**Task description**
Copy every entry exactly.

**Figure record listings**
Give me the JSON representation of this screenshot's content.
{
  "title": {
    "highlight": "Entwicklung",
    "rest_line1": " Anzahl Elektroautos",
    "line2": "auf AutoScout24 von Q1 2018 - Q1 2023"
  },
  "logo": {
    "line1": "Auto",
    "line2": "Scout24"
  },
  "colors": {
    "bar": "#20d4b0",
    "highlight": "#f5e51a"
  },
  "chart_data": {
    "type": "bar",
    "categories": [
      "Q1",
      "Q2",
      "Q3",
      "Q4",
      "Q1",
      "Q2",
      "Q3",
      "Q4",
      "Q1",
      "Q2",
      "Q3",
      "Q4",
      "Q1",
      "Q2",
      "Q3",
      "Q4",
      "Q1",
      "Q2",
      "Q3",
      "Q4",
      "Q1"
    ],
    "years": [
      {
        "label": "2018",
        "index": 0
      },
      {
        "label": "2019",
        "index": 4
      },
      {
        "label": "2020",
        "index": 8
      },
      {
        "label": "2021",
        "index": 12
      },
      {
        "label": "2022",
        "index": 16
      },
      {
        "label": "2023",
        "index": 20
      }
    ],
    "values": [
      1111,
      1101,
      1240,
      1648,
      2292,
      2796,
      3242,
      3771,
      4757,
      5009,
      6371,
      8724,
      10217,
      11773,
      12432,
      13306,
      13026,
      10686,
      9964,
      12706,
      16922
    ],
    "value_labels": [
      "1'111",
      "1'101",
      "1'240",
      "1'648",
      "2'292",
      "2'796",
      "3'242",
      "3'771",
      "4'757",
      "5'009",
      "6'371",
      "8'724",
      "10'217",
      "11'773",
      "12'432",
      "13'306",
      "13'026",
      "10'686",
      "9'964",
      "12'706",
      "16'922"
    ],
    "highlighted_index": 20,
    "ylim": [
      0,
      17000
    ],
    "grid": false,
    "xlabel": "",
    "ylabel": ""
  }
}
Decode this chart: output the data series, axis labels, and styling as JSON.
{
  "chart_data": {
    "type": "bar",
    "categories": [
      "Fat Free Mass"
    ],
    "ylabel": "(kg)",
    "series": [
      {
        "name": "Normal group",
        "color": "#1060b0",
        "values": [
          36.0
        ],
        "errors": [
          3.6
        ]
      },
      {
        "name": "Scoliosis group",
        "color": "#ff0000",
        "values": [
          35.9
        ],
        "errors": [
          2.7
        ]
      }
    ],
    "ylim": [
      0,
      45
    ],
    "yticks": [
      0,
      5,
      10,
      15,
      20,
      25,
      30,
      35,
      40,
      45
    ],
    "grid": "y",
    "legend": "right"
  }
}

**Result**
Give me the JSON representation of this screenshot's content.
{
  "title": {
    "highlight": "Entwicklung",
    "rest_line1": " Anzahl Elektroautos",
    "line2": "auf AutoScout24 von Q1 2018 - Q1 2023"
  },
  "logo": {
    "line1": "Auto",
    "line2": "Scout24"
  },
  "colors": {
    "bar": "#20d4b0",
    "highlight": "#f5e51a"
  },
  "chart_data": {
    "type": "bar",
    "categories": [
      "Q1",
      "Q2",
      "Q3",
      "Q4",
      "Q1",
      "Q2",
      "Q3",
      "Q4",
      "Q1",
      "Q2",
      "Q3",
      "Q4",
      "Q1",
      "Q2",
      "Q3",
      "Q4",
      "Q1",
      "Q2",
      "Q3",
      "Q4",
      "Q1"
    ],
    "years": [
      {
        "label": "2018",
        "index": 0
      },
      {
        "label": "2019",
        "index": 4
      },
      {
        "label": "2020",
        "index": 8
      },
      {
        "label": "2021",
        "index": 12
      },
      {
        "label": "2022",
        "index": 16
      },
      {
        "label": "2023",
        "index": 20
      }
    ],
    "values": [
      1111,
      1101,
      1240,
      1648,
      2292,
      2796,
      3242,
      3771,
      4757,
      5009,
      6371,
      8724,
      10217,
      11773,
      12432,
      13306,
      13026,
      10686,
      9964,
      12706,
      16922
    ],
    "value_labels": [
      "1'111",
      "1'101",
      "1'240",
      "1'648",
      "2'292",
      "2'796",
      "3'242",
      "3'771",
      "4'757",
      "5'009",
      "6'371",
      "8'724",
      "10'217",
      "11'773",
      "12'432",
      "13'306",
      "13'026",
      "10'686",
      "9'964",
      "12'706",
      "16'922"
    ],
    "highlighted_index": 20,
    "ylim": [
      0,
      17000
    ],
    "grid": false,
    "xlabel": "",
    "ylabel": ""
  }
}
Decode this chart: output the data series, axis labels, and styling as JSON.
{
  "chart_data": {
    "type": "bar",
    "categories": [
      "Fat Free Mass"
    ],
    "ylabel": "(kg)",
    "series": [
      {
        "name": "Normal group",
        "color": "#1060b0",
        "values": [
          36.0
        ],
        "errors": [
          3.6
        ]
      },
      {
        "name": "Scoliosis group",
        "color": "#ff0000",
        "values": [
          35.9
        ],
        "errors": [
          2.7
        ]
      }
    ],
    "ylim": [
      0,
      45
    ],
    "yticks": [
      0,
      5,
      10,
      15,
      20,
      25,
      30,
      35,
      40,
      45
    ],
    "grid": "y",
    "legend": "right"
  }
}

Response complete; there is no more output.